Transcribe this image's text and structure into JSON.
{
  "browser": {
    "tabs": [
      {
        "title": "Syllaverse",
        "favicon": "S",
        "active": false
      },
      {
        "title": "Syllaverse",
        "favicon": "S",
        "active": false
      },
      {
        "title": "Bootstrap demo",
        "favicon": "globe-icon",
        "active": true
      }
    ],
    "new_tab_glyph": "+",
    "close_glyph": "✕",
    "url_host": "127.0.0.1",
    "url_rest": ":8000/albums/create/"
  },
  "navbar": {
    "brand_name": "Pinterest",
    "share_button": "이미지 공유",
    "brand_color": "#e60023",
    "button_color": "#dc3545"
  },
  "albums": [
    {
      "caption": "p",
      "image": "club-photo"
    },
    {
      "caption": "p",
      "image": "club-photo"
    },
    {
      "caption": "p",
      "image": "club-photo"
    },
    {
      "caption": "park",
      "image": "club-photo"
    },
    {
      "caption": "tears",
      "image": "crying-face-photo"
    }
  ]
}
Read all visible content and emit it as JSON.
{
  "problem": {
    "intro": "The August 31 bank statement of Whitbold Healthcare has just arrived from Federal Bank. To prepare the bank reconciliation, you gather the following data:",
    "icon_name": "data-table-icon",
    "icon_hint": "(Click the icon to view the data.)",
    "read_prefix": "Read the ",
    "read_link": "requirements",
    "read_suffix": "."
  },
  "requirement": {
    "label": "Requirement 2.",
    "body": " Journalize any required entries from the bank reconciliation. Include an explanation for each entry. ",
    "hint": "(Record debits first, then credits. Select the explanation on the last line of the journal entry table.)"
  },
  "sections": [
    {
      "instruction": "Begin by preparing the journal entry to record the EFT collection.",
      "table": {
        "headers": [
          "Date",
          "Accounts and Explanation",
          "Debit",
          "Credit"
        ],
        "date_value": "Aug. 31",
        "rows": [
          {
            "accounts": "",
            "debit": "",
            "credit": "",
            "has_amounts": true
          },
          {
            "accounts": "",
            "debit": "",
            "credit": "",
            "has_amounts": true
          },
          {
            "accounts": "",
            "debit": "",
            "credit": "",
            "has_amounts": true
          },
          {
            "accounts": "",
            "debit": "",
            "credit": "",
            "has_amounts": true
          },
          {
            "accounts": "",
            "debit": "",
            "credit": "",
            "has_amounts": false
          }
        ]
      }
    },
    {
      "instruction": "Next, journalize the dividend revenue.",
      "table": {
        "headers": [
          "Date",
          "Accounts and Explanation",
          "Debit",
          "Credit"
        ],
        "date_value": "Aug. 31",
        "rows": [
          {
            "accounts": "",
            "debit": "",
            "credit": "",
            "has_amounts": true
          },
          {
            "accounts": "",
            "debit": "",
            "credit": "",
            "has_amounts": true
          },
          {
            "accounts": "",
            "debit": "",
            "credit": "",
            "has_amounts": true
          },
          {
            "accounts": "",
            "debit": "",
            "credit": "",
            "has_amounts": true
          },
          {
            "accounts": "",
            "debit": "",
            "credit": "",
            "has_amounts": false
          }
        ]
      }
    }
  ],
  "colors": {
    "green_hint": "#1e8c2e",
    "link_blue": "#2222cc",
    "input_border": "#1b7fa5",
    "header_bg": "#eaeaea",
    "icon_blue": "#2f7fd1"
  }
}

------

* Your goal: Write the listing out again, exactly as it reads.

* Solution for this exercise:
Transcribe this image's text and structure into JSON.
{
  "browser": {
    "tabs": [
      {
        "title": "Syllaverse",
        "favicon": "S",
        "active": false
      },
      {
        "title": "Syllaverse",
        "favicon": "S",
        "active": false
      },
      {
        "title": "Bootstrap demo",
        "favicon": "globe-icon",
        "active": true
      }
    ],
    "new_tab_glyph": "+",
    "close_glyph": "✕",
    "url_host": "127.0.0.1",
    "url_rest": ":8000/albums/create/"
  },
  "navbar": {
    "brand_name": "Pinterest",
    "share_button": "이미지 공유",
    "brand_color": "#e60023",
    "button_color": "#dc3545"
  },
  "albums": [
    {
      "caption": "p",
      "image": "club-photo"
    },
    {
      "caption": "p",
      "image": "club-photo"
    },
    {
      "caption": "p",
      "image": "club-photo"
    },
    {
      "caption": "park",
      "image": "club-photo"
    },
    {
      "caption": "tears",
      "image": "crying-face-photo"
    }
  ]
}
Read all visible content and emit it as JSON.
{
  "problem": {
    "intro": "The August 31 bank statement of Whitbold Healthcare has just arrived from Federal Bank. To prepare the bank reconciliation, you gather the following data:",
    "icon_name": "data-table-icon",
    "icon_hint": "(Click the icon to view the data.)",
    "read_prefix": "Read the ",
    "read_link": "requirements",
    "read_suffix": "."
  },
  "requirement": {
    "label": "Requirement 2.",
    "body": " Journalize any required entries from the bank reconciliation. Include an explanation for each entry. ",
    "hint": "(Record debits first, then credits. Select the explanation on the last line of the journal entry table.)"
  },
  "sections": [
    {
      "instruction": "Begin by preparing the journal entry to record the EFT collection.",
      "table": {
        "headers": [
          "Date",
          "Accounts and Explanation",
          "Debit",
          "Credit"
        ],
        "date_value": "Aug. 31",
        "rows": [
          {
            "accounts": "",
            "debit": "",
            "credit": "",
            "has_amounts": true
          },
          {
            "accounts": "",
            "debit": "",
            "credit": "",
            "has_amounts": true
          },
          {
            "accounts": "",
            "debit": "",
            "credit": "",
            "has_amounts": true
          },
          {
            "accounts": "",
            "debit": "",
            "credit": "",
            "has_amounts": true
          },
          {
            "accounts": "",
            "debit": "",
            "credit": "",
            "has_amounts": false
          }
        ]
      }
    },
    {
      "instruction": "Next, journalize the dividend revenue.",
      "table": {
        "headers": [
          "Date",
          "Accounts and Explanation",
          "Debit",
          "Credit"
        ],
        "date_value": "Aug. 31",
        "rows": [
          {
            "accounts": "",
            "debit": "",
            "credit": "",
            "has_amounts": true
          },
          {
            "accounts": "",
            "debit": "",
            "credit": "",
            "has_amounts": true
          },
          {
            "accounts": "",
            "debit": "",
            "credit": "",
            "has_amounts": true
          },
          {
            "accounts": "",
            "debit": "",
            "credit": "",
            "has_amounts": true
          },
          {
            "accounts": "",
            "debit": "",
            "credit": "",
            "has_amounts": false
          }
        ]
      }
    }
  ],
  "colors": {
    "green_hint": "#1e8c2e",
    "link_blue": "#2222cc",
    "input_border": "#1b7fa5",
    "header_bg": "#eaeaea",
    "icon_blue": "#2f7fd1"
  }
}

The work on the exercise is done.